What is required – Exactly as they appear, output all of the records. Skip any images.
=== Records for the exercise ===
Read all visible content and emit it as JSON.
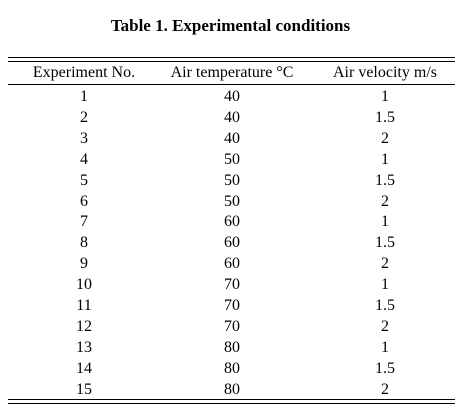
{
  "table": {
    "title": "Table 1. Experimental conditions",
    "headers": [
      "Experiment No.",
      "Air temperature °C",
      "Air velocity m/s"
    ],
    "rows": [
      [
        1,
        40,
        1
      ],
      [
        2,
        40,
        1.5
      ],
      [
        3,
        40,
        2
      ],
      [
        4,
        50,
        1
      ],
      [
        5,
        50,
        1.5
      ],
      [
        6,
        50,
        2
      ],
      [
        7,
        60,
        1
      ],
      [
        8,
        60,
        1.5
      ],
      [
        9,
        60,
        2
      ],
      [
        10,
        70,
        1
      ],
      [
        11,
        70,
        1.5
      ],
      [
        12,
        70,
        2
      ],
      [
        13,
        80,
        1
      ],
      [
        14,
        80,
        1.5
      ],
      [
        15,
        80,
        2
      ]
    ]
  }
}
===
Response to this exercise –
Read all visible content and emit it as JSON.
{
  "table": {
    "title": "Table 1. Experimental conditions",
    "headers": [
      "Experiment No.",
      "Air temperature °C",
      "Air velocity m/s"
    ],
    "rows": [
      [
        1,
        40,
        1
      ],
      [
        2,
        40,
        1.5
      ],
      [
        3,
        40,
        2
      ],
      [
        4,
        50,
        1
      ],
      [
        5,
        50,
        1.5
      ],
      [
        6,
        50,
        2
      ],
      [
        7,
        60,
        1
      ],
      [
        8,
        60,
        1.5
      ],
      [
        9,
        60,
        2
      ],
      [
        10,
        70,
        1
      ],
      [
        11,
        70,
        1.5
      ],
      [
        12,
        70,
        2
      ],
      [
        13,
        80,
        1
      ],
      [
        14,
        80,
        1.5
      ],
      [
        15,
        80,
        2
      ]
    ]
  }
}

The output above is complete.